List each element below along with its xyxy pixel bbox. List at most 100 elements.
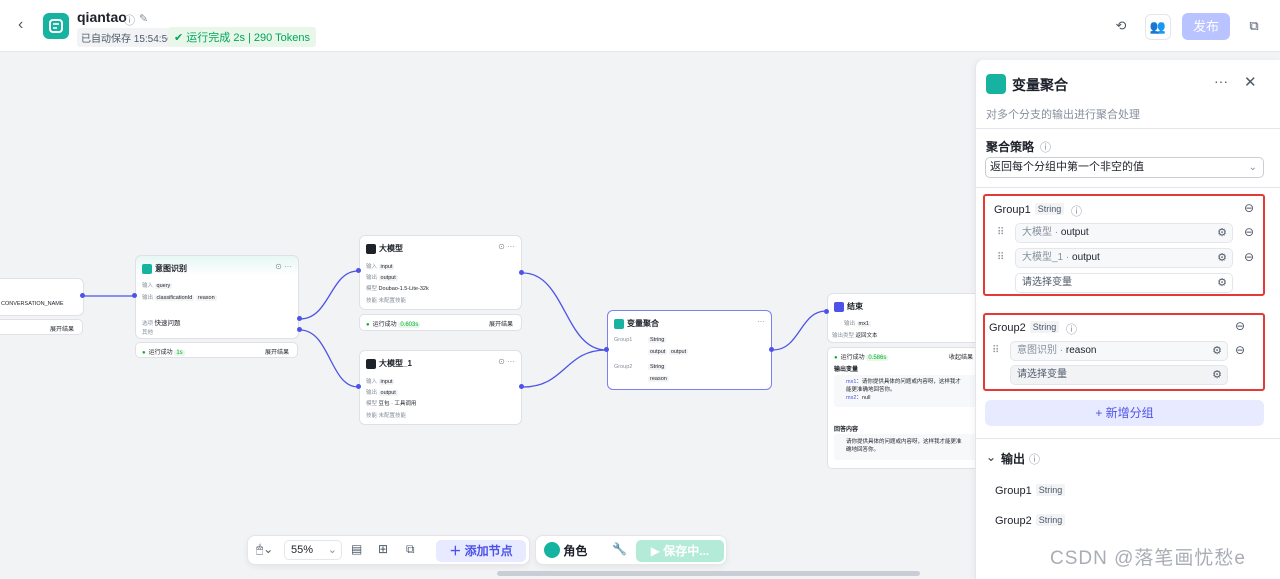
group1-new-var[interactable]: 请选择变量 ⚙ [1015,273,1233,293]
node-more-icon[interactable]: ⊙ ··· [498,242,515,251]
collapse-chevron-icon[interactable]: ⌄ [986,450,996,464]
edge-intent-llm1 [299,270,359,320]
intent-status-time: 1s [174,350,185,356]
zoom-select[interactable]: 55% ⌄ [284,540,342,560]
end-collapse[interactable]: 收起结果 [949,352,973,361]
gear-icon[interactable]: ⚙ [1217,224,1227,242]
intent-option-value: 快速问题 [154,320,181,327]
drag-handle-icon[interactable]: ⠿ [997,252,1004,263]
info-icon[interactable]: ⓘ [1029,451,1040,467]
group1-var-1-name: output [1060,227,1089,238]
start-port[interactable] [80,293,85,298]
history-icon[interactable]: ⟲ [1108,14,1134,40]
gear-icon[interactable]: ⚙ [1212,342,1222,360]
intent-result[interactable]: 运行成功 1s 展开结果 [135,342,298,358]
publish-button[interactable]: 发布 [1182,13,1230,40]
llm2-in-port[interactable] [356,384,361,389]
llm1-result[interactable]: 运行成功 0.603s 展开结果 [359,314,522,331]
intent-out-port-2[interactable] [297,327,302,332]
node-more-icon[interactable]: ··· [757,317,765,326]
output-group2-type: String [1035,514,1066,526]
end-result[interactable]: 运行成功 0.586s 收起结果 输出变量 mx1：请你提供具体的问题或内容呀，… [827,347,982,469]
llm1-output-var: output [378,275,398,281]
llm2-out-port[interactable] [519,384,524,389]
drag-handle-icon[interactable]: ⠿ [997,227,1004,238]
llm-node-2[interactable]: 大模型_1 ⊙ ··· 输入 input 输出 output 模型 豆包 · 工… [359,350,522,425]
strategy-select[interactable]: 返回每个分组中第一个非空的值 ⌄ [985,157,1264,178]
start-result[interactable]: 展开结果 [0,319,83,335]
agg-in-port[interactable] [604,347,609,352]
gear-icon[interactable]: ⚙ [1212,366,1222,384]
intent-node[interactable]: 意图识别 ⊙ ··· 输入 query 输出 classificationId … [135,255,299,339]
gear-icon[interactable]: ⚙ [1217,274,1227,292]
llm1-in-port[interactable] [356,268,361,273]
agg-out-port[interactable] [769,347,774,352]
collaborator-icon[interactable]: 👥 [1145,14,1171,40]
copy-icon[interactable]: ⧉ [1241,14,1267,40]
group1-name: Group1 [994,204,1031,216]
remove-group-icon[interactable]: ⊖ [1235,319,1245,333]
back-chevron-icon[interactable]: ‹ [18,16,23,34]
workflow-canvas[interactable]: CONVERSATION_NAME 展开结果 意图识别 ⊙ ··· 输入 que… [0,53,982,579]
mouse-mode-icon[interactable]: 🖱⌄ [256,542,273,557]
llm2-output-var: output [378,390,398,396]
remove-group-icon[interactable]: ⊖ [1244,201,1254,215]
horizontal-scrollbar[interactable] [497,571,920,576]
end-in-port[interactable] [824,309,829,314]
edit-icon[interactable]: ✎ [139,12,148,25]
intent-out-port-1[interactable] [297,316,302,321]
drag-handle-icon[interactable]: ⠿ [992,345,999,356]
intent-input-row: 输入 query [142,281,173,289]
llm2-input-var: input [378,379,395,385]
comment-icon[interactable]: ▤ [351,542,362,556]
group2-var-1[interactable]: 意图识别 · reason ⚙ [1010,341,1228,361]
start-node[interactable]: CONVERSATION_NAME [0,278,84,316]
info-icon[interactable]: ⓘ [1066,321,1077,337]
llm1-out-port[interactable] [519,270,524,275]
remove-var-icon[interactable]: ⊖ [1244,225,1254,239]
llm2-skill: 未配置技能 [378,413,407,419]
group2-var-1-prefix: 意图识别 · [1017,345,1066,356]
llm-node-1[interactable]: 大模型 ⊙ ··· 输入 input 输出 output 模型 Doubao-1… [359,235,522,310]
info-icon[interactable]: ⓘ [1071,203,1082,219]
intent-output-row: 输出 classificationId reason [142,293,217,301]
intent-expand[interactable]: 展开结果 [265,347,289,356]
start-expand[interactable]: 展开结果 [50,324,74,333]
add-node-button[interactable]: ＋ 添加节点 [436,540,526,562]
app-name: qiantao [77,9,127,25]
start-var: CONVERSATION_NAME [1,301,64,307]
edge-intent-llm2 [299,329,359,388]
run-status-badge[interactable]: ✔ 运行完成 2s | 290 Tokens [168,27,316,47]
node-more-icon[interactable]: ⊙ ··· [275,262,292,271]
role-button[interactable]: 角色 [544,542,587,559]
save-button[interactable]: ▶ 保存中... [636,540,724,562]
remove-var-icon[interactable]: ⊖ [1244,250,1254,264]
group1-var-1[interactable]: 大模型 · output ⚙ [1015,223,1233,243]
llm1-status: 运行成功 0.603s [366,319,421,328]
group2-new-var[interactable]: 请选择变量 ⚙ [1010,365,1228,385]
gear-icon[interactable]: ⚙ [1217,249,1227,267]
output-group2: Group2 String [995,514,1066,527]
more-icon[interactable]: ··· [1214,73,1228,89]
end-output-row: 输出 mx1 [844,319,871,327]
intent-icon [142,263,152,274]
edge-llm2-agg [522,349,607,388]
info-icon[interactable]: ⓘ [1040,139,1051,155]
close-icon[interactable]: ✕ [1244,73,1257,91]
intent-in-port[interactable] [132,293,137,298]
remove-var-icon[interactable]: ⊖ [1235,343,1245,357]
debug-tool-icon[interactable]: 🔧 [612,542,627,556]
llm1-skill: 未配置技能 [378,298,407,304]
end-node[interactable]: 结束 输出 mx1 输出类型 返回文本 [827,293,982,343]
end-output-type-label: 输出类型 [832,333,855,339]
node-more-icon[interactable]: ⊙ ··· [498,357,515,366]
add-group-button[interactable]: + 新增分组 [985,400,1264,426]
aggregate-node[interactable]: 变量聚合 ··· Group1 String output output Gro… [607,310,772,390]
group1-var-2[interactable]: 大模型_1 · output ⚙ [1015,248,1233,268]
layout-icon[interactable]: ⊞ [378,542,388,556]
intent-status: 运行成功 1s [142,347,185,356]
minimap-icon[interactable]: ⧉ [406,542,415,557]
agg-group2-var: reason [648,376,669,382]
llm1-expand[interactable]: 展开结果 [489,319,513,328]
info-icon[interactable]: ⓘ [124,12,135,28]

### Problem to work on
Format the lines, starting at the one containing "group1-new-var[interactable]: 请选择变量 ⚙" and ending at the one containing "agg-in-port[interactable] [604,347,609,352]", as a Markdown table with the columns No. and Line. Number each row, and omit any blank lines.

### Expected answer
| No. | Line |
|---|---|
| 1 | group1-new-var[interactable]: 请选择变量 ⚙ [1015,273,1233,293] |
| 2 | node-more-icon[interactable]: ⊙ ··· [498,242,515,251] |
| 3 | collapse-chevron-icon[interactable]: ⌄ [986,450,996,464] |
| 4 | edge-intent-llm1 [299,270,359,320] |
| 5 | intent-status-time: 1s [174,350,185,356] |
| 6 | zoom-select[interactable]: 55% ⌄ [284,540,342,560] |
| 7 | end-collapse[interactable]: 收起结果 [949,352,973,361] |
| 8 | gear-icon[interactable]: ⚙ [1217,224,1227,242] |
| 9 | intent-option-value: 快速问题 [154,320,181,327] |
| 10 | drag-handle-icon[interactable]: ⠿ [997,252,1004,263] |
| 11 | info-icon[interactable]: ⓘ [1029,451,1040,467] |
| 12 | group1-var-1-name: output [1060,227,1089,238] |
| 13 | start-port[interactable] [80,293,85,298] |
| 14 | history-icon[interactable]: ⟲ [1108,14,1134,40] |
| 15 | gear-icon[interactable]: ⚙ [1212,342,1222,360] |
| 16 | intent-result[interactable]: 运行成功 1s 展开结果 [135,342,298,358] |
| 17 | publish-button[interactable]: 发布 [1182,13,1230,40] |
| 18 | llm2-in-port[interactable] [356,384,361,389] |
| 19 | llm1-result[interactable]: 运行成功 0.603s 展开结果 [359,314,522,331] |
| 20 | intent-out-port-2[interactable] [297,327,302,332] |
| 21 | node-more-icon[interactable]: ··· [757,317,765,326] |
| 22 | output-group2-type: String [1035,514,1066,526] |
| 23 | end-result[interactable]: 运行成功 0.586s 收起结果 输出变量 mx1：请你提供具体的问题或内容呀，… [827,347,982,469] |
| 24 | llm1-output-var: output [378,275,398,281] |
| 25 | llm2-out-port[interactable] [519,384,524,389] |
| 26 | drag-handle-icon[interactable]: ⠿ [997,227,1004,238] |
| 27 | llm-node-2[interactable]: 大模型_1 ⊙ ··· 输入 input 输出 output 模型 豆包 · 工… [359,350,522,425] |
| 28 | strategy-select[interactable]: 返回每个分组中第一个非空的值 ⌄ [985,157,1264,178] |
| 29 | start-result[interactable]: 展开结果 [0,319,83,335] |
| 30 | agg-in-port[interactable] [604,347,609,352] |